- Task:
Please write out the records from their first line through the line holding "vessel-marker[interactable] [502,215,518,231]", inclusive, with each line copied character for character.

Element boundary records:
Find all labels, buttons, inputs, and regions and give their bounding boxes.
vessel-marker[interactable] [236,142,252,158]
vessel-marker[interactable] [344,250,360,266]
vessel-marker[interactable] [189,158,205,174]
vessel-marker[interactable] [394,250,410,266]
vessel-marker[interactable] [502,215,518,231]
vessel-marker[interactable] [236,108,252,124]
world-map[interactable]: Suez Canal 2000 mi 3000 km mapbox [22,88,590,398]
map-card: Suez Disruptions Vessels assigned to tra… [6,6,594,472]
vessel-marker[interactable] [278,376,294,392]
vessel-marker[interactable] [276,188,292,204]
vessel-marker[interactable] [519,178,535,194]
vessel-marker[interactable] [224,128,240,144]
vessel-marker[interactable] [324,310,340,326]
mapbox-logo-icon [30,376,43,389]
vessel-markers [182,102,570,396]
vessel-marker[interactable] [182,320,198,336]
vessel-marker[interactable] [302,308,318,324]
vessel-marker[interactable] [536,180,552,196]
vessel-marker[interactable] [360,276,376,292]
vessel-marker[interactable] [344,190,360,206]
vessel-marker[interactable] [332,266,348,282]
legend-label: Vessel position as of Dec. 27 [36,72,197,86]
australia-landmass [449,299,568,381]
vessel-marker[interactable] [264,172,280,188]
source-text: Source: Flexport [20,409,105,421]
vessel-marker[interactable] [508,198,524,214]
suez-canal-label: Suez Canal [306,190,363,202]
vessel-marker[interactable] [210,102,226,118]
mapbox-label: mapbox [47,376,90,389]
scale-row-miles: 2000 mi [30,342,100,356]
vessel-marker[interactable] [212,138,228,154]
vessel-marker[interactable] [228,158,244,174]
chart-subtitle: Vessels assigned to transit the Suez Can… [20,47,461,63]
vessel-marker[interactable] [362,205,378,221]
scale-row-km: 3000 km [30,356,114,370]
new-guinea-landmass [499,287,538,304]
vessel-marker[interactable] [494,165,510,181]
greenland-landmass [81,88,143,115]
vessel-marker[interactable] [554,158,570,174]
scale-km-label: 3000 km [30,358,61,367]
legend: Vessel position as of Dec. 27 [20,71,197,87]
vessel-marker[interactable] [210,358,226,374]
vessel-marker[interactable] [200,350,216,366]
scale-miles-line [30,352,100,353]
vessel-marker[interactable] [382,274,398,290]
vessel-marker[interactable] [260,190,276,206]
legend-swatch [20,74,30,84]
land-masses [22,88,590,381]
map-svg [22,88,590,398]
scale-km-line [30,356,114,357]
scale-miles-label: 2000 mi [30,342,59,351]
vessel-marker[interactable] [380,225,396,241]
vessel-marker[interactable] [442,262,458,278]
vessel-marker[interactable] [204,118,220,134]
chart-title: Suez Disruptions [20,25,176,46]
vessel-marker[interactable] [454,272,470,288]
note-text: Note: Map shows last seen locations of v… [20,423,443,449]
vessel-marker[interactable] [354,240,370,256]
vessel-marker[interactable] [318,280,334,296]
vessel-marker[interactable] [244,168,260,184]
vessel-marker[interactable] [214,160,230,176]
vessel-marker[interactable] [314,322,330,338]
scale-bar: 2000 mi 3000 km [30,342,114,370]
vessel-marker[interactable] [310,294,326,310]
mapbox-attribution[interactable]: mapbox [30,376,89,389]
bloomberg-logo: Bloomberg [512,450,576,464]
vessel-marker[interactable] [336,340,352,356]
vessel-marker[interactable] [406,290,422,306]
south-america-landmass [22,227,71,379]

- Solution to this problem:
Find all labels, buttons, inputs, and regions and give their bounding boxes.
vessel-marker[interactable] [236,142,252,158]
vessel-marker[interactable] [344,250,360,266]
vessel-marker[interactable] [189,158,205,174]
vessel-marker[interactable] [394,250,410,266]
vessel-marker[interactable] [502,215,518,231]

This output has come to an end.